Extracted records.
:::
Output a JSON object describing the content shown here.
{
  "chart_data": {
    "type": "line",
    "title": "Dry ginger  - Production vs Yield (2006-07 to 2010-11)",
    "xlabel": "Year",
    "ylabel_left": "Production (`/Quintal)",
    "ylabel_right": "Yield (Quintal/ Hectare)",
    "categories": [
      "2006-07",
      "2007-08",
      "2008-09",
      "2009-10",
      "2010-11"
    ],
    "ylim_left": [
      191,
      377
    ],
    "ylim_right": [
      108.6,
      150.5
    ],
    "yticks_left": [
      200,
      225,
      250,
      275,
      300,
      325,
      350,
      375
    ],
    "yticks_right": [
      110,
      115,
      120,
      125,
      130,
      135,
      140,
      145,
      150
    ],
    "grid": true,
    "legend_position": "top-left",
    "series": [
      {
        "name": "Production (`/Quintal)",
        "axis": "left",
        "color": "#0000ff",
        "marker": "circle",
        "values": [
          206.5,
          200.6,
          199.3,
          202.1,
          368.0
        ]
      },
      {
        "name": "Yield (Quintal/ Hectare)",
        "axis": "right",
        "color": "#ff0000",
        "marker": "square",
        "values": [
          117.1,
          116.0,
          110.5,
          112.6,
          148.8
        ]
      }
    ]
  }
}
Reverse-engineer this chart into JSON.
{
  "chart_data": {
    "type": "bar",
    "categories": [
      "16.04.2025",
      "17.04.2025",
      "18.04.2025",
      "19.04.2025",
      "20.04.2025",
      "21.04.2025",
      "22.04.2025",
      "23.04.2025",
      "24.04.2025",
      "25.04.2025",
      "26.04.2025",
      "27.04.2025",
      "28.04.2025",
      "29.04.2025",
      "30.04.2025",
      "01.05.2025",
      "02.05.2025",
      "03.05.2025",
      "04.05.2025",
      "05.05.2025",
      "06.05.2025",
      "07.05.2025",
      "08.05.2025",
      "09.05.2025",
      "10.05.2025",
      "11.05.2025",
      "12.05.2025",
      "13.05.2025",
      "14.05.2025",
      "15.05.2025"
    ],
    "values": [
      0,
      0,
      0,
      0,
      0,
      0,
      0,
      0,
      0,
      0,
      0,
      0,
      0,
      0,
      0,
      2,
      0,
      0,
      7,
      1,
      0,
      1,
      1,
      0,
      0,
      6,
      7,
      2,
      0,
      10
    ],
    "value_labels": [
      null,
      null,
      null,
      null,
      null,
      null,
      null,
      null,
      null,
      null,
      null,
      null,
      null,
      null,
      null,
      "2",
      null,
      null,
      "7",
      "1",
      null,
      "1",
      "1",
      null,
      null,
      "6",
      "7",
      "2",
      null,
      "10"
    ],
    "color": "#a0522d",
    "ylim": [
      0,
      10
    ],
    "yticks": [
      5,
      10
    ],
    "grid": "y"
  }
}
:::
EXERCISE. Pull out every line from the one with "Reverse-engineer this chart into JSON." to the end of the listing, and output only those.

RESPONSE FOR THIS EXERCISE.
Reverse-engineer this chart into JSON.
{
  "chart_data": {
    "type": "bar",
    "categories": [
      "16.04.2025",
      "17.04.2025",
      "18.04.2025",
      "19.04.2025",
      "20.04.2025",
      "21.04.2025",
      "22.04.2025",
      "23.04.2025",
      "24.04.2025",
      "25.04.2025",
      "26.04.2025",
      "27.04.2025",
      "28.04.2025",
      "29.04.2025",
      "30.04.2025",
      "01.05.2025",
      "02.05.2025",
      "03.05.2025",
      "04.05.2025",
      "05.05.2025",
      "06.05.2025",
      "07.05.2025",
      "08.05.2025",
      "09.05.2025",
      "10.05.2025",
      "11.05.2025",
      "12.05.2025",
      "13.05.2025",
      "14.05.2025",
      "15.05.2025"
    ],
    "values": [
      0,
      0,
      0,
      0,
      0,
      0,
      0,
      0,
      0,
      0,
      0,
      0,
      0,
      0,
      0,
      2,
      0,
      0,
      7,
      1,
      0,
      1,
      1,
      0,
      0,
      6,
      7,
      2,
      0,
      10
    ],
    "value_labels": [
      null,
      null,
      null,
      null,
      null,
      null,
      null,
      null,
      null,
      null,
      null,
      null,
      null,
      null,
      null,
      "2",
      null,
      null,
      "7",
      "1",
      null,
      "1",
      "1",
      null,
      null,
      "6",
      "7",
      "2",
      null,
      "10"
    ],
    "color": "#a0522d",
    "ylim": [
      0,
      10
    ],
    "yticks": [
      5,
      10
    ],
    "grid": "y"
  }
}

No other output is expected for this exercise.